Directive: Go through the entries below and count the lines holding the word "JSON". Reply with only the number, please.
** BEGIN Records for the task **
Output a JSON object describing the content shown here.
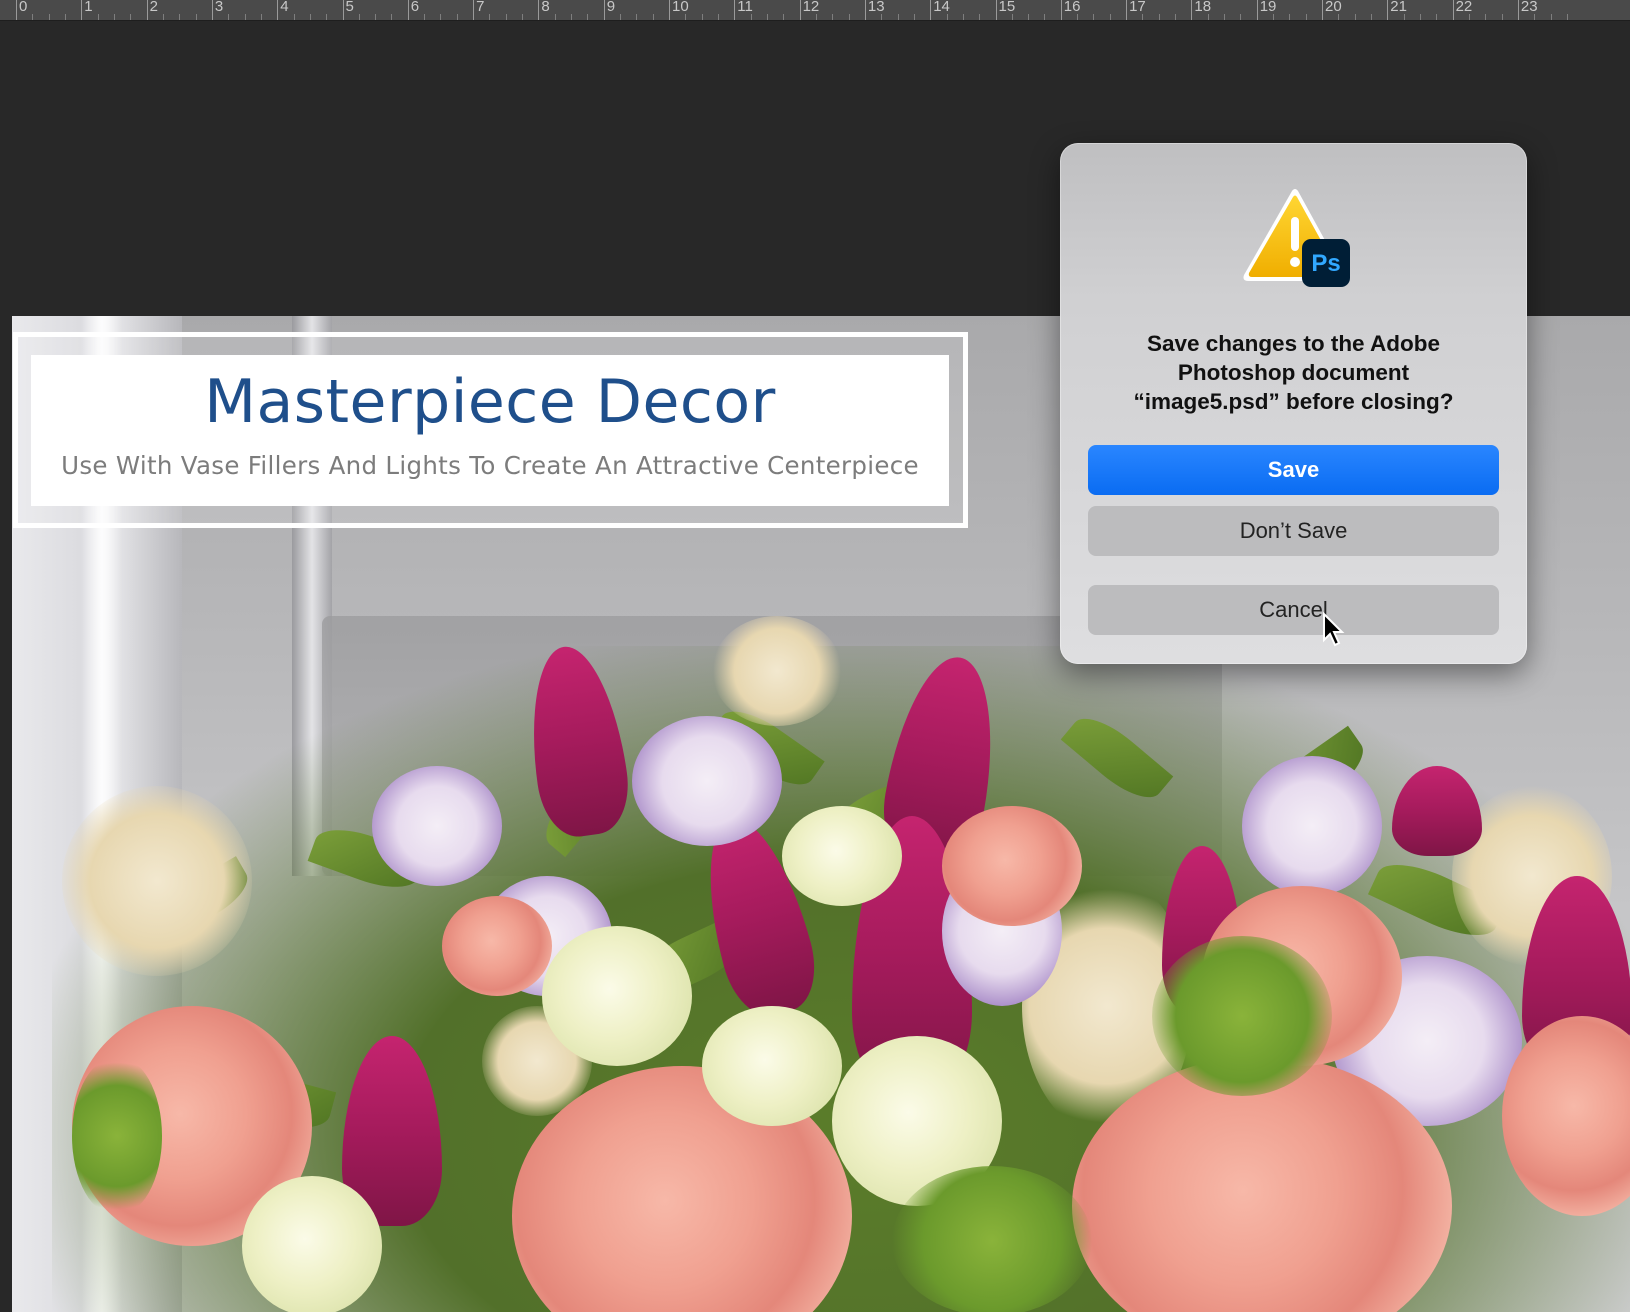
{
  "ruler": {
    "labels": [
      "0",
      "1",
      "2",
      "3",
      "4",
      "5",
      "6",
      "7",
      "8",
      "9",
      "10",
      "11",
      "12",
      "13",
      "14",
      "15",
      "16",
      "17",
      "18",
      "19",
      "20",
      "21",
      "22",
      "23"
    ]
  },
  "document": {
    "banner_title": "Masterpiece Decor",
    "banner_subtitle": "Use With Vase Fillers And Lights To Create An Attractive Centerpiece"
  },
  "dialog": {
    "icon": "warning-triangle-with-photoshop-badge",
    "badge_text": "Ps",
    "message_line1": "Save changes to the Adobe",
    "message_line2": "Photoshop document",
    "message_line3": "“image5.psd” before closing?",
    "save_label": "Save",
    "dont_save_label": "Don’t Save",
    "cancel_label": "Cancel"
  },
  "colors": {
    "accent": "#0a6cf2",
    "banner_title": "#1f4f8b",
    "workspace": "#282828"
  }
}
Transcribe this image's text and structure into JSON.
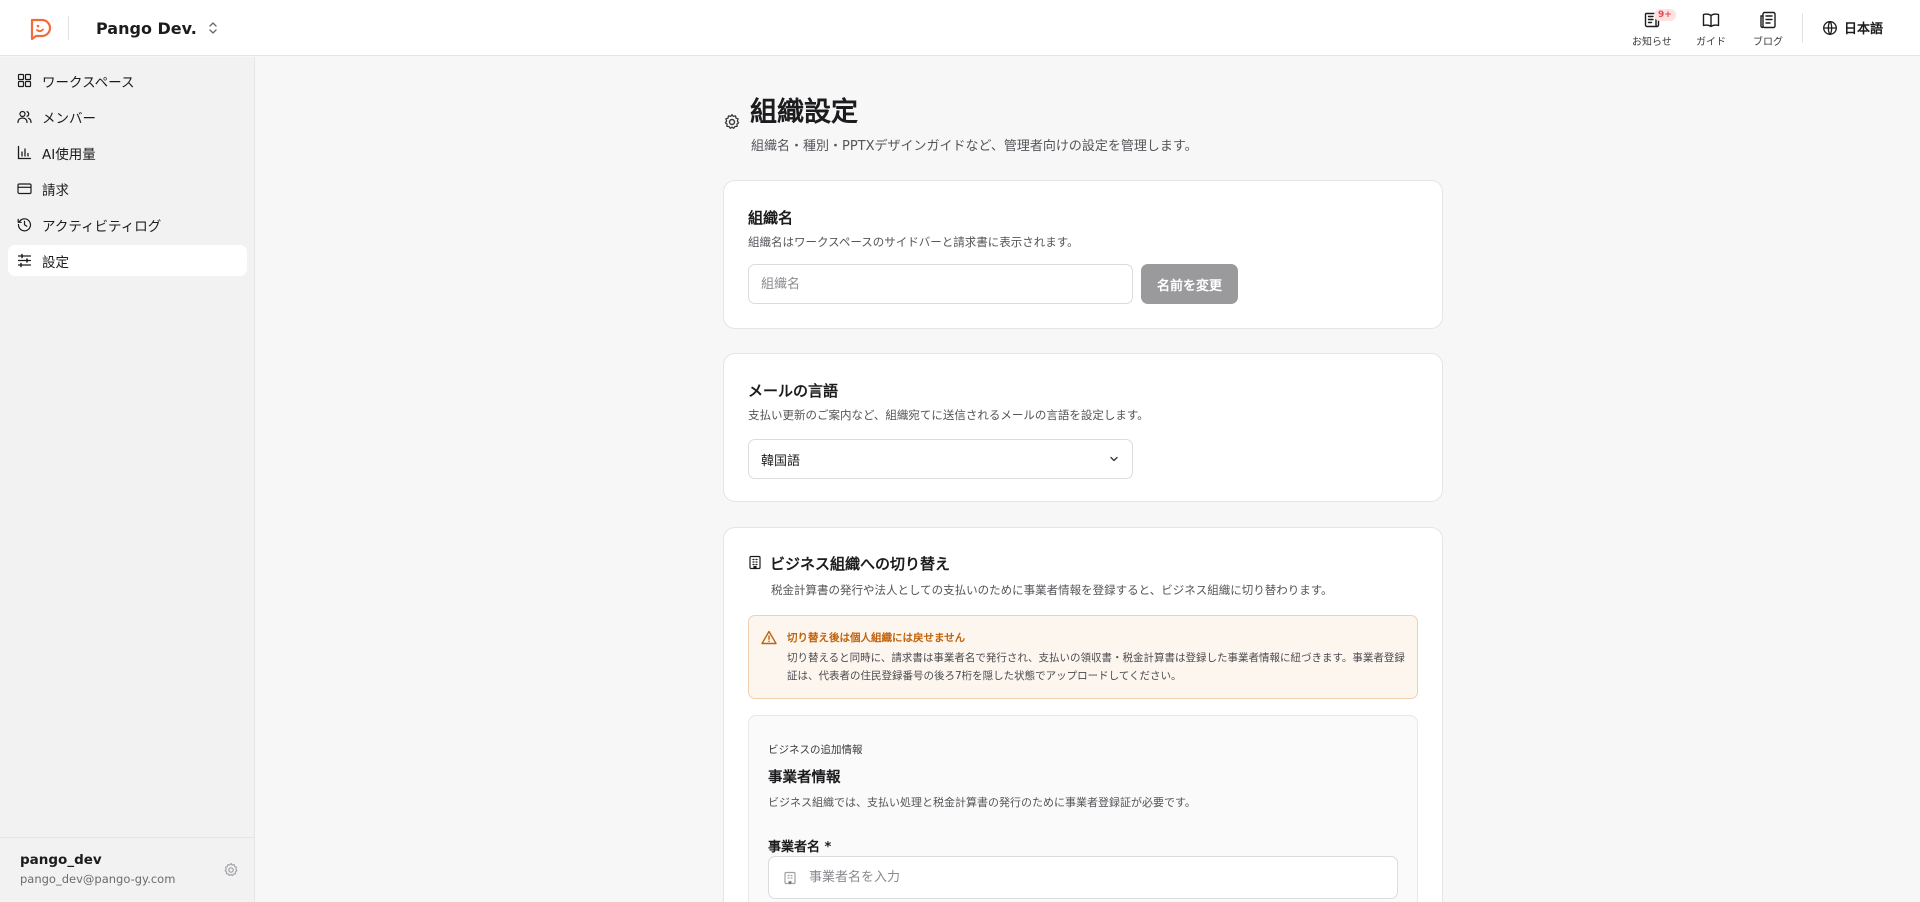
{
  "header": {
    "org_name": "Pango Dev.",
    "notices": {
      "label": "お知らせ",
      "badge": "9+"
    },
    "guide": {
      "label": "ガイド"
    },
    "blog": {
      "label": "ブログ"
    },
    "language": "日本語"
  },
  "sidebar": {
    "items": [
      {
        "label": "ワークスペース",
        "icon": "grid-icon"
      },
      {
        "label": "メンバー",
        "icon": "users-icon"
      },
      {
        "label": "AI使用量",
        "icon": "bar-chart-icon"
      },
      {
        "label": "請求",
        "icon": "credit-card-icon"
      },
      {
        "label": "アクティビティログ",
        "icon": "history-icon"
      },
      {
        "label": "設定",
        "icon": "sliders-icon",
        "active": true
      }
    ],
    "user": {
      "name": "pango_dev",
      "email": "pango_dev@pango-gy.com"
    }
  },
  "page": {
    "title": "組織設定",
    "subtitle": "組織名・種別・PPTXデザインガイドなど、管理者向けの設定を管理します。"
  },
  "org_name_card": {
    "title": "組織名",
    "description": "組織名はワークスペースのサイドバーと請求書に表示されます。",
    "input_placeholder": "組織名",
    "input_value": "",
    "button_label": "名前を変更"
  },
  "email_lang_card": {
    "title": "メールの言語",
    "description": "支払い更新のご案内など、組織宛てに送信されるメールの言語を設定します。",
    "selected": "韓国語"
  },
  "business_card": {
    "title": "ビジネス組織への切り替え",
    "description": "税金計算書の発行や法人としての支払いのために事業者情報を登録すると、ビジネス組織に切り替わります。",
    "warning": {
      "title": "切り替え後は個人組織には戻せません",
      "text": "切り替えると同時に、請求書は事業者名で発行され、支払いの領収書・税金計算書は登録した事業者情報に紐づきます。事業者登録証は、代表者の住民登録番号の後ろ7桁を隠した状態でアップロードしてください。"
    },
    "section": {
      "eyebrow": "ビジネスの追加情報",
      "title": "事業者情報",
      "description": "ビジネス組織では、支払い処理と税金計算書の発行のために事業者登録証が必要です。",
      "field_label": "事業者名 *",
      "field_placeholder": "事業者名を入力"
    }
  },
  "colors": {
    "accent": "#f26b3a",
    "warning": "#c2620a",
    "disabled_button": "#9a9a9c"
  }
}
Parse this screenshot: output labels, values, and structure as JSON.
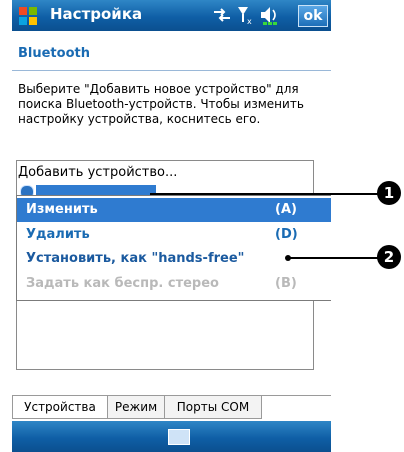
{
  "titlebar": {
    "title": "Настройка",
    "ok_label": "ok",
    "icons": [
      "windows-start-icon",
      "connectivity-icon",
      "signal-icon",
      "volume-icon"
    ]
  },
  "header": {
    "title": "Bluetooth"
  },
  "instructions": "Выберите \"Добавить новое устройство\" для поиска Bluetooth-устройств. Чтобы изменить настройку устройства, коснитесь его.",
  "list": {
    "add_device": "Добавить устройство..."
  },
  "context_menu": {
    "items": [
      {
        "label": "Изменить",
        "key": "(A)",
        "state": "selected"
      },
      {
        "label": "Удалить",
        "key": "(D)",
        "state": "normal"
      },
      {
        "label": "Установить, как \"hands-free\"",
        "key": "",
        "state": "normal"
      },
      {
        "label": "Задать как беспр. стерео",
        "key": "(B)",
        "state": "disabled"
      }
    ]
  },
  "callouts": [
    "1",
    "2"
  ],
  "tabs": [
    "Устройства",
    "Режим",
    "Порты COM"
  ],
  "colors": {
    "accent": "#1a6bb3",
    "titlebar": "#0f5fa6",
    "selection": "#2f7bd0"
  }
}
** END Records for the task **
Reply: 3